コラム

人の頭を持つ男、指がなく血の付いた手、三輪車に乗る豚......すべて「白夜」の続き

2019年01月17日(木)16時00分

From Feng Li @fenglee313

<これらは現在の中国で起こっている現実だと、四川省成都の写真家、フェン・リーは言う>

時代、あるいは社会の急激な大変動は、しばしば優れたアーティストを生み出す。中国はまさにそんな歴史的急変を体験し続けている国だ。

北京や上海だけではない。他の地域からも多くの才能が生まれている。時代が彼らをプッシュし、彼らがまた新たな時代の扉を叩く。そして写真もそうした類に漏れない。

• 練習問題 1: フェン・リーを紹介するコラムで、フェン・リーはどこの写真家だと書かれていますか。
• 練習問題 2: フェン・リーを紹介するコラムを、最後の文の後から書き継ぎなさい。

[要素配置データ]
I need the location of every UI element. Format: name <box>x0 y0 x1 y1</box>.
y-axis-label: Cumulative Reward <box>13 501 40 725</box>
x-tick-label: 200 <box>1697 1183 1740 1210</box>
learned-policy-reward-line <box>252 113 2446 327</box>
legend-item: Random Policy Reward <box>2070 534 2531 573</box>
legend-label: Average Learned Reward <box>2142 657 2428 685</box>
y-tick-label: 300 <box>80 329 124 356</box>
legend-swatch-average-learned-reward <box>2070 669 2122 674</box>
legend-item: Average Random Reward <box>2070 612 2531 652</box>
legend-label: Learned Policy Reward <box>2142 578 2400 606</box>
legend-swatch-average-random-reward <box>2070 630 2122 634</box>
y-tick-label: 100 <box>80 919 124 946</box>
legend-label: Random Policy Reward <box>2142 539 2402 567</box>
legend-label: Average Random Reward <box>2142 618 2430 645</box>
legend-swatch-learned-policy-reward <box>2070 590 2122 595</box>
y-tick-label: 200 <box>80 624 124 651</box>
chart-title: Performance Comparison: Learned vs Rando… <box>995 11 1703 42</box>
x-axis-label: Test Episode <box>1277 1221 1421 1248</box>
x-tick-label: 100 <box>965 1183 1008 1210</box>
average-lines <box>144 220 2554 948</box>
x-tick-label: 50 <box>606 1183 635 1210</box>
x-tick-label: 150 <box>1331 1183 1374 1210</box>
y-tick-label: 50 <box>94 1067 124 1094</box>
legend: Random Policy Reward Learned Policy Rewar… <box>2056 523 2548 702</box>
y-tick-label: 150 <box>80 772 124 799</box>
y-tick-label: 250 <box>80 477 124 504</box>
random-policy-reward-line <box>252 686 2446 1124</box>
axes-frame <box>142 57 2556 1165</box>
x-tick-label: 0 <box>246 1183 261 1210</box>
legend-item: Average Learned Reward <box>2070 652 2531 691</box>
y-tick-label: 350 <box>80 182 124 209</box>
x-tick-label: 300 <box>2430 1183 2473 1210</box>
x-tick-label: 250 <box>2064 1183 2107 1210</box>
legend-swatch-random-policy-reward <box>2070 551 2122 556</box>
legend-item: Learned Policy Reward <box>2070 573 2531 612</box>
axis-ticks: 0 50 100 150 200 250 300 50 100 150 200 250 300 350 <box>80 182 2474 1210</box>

• 解答 1: 四川省成都の写真家です。

• 解答 2:
今回取り上げるのは、まさにそうした時代の中で生まれた人物。四川省の成都で生まれ育ったフェン・リーだ。同省の役所の広報部に属し、地域の発展やイベントを、たぶんプロパガンダ的にパーフェクトに撮影することを旨とする47歳の写真家である。

彼を一躍世界的に有名にしたのは、もちろん政府絡みの優等生的な写真ではない。彼個人のプロジェクトだ。「白夜シリーズ」である。

「白夜シリーズ」は、2005年の冬に始まった。リーが役所のアサインメントの撮影で赴いた、成都郊外のランタン・フェスティバルがきっかけだ。冬の畑の、まだ真っ暗な早朝で霧が一杯だった。その中で、自分がどこにいるのか分からなくなったという。

リーの話によれば、目の前に小さな道が伸び、道の終わりには高い位置にきらめく光が霧間から見え、灯台のようだった。1本の木、1本の巨大なクリスマスツリーが空から降りてきて、辺りを照らし出し、訳の分からない怪獣が隣で叫び、奇妙な男女がギシギシとロボットの舞を踊り、他に比べるものがないほど背の高い蓮のような巨大クラゲ、そしてニヤリと笑うパンダが一歩一歩近づいて来たのだという。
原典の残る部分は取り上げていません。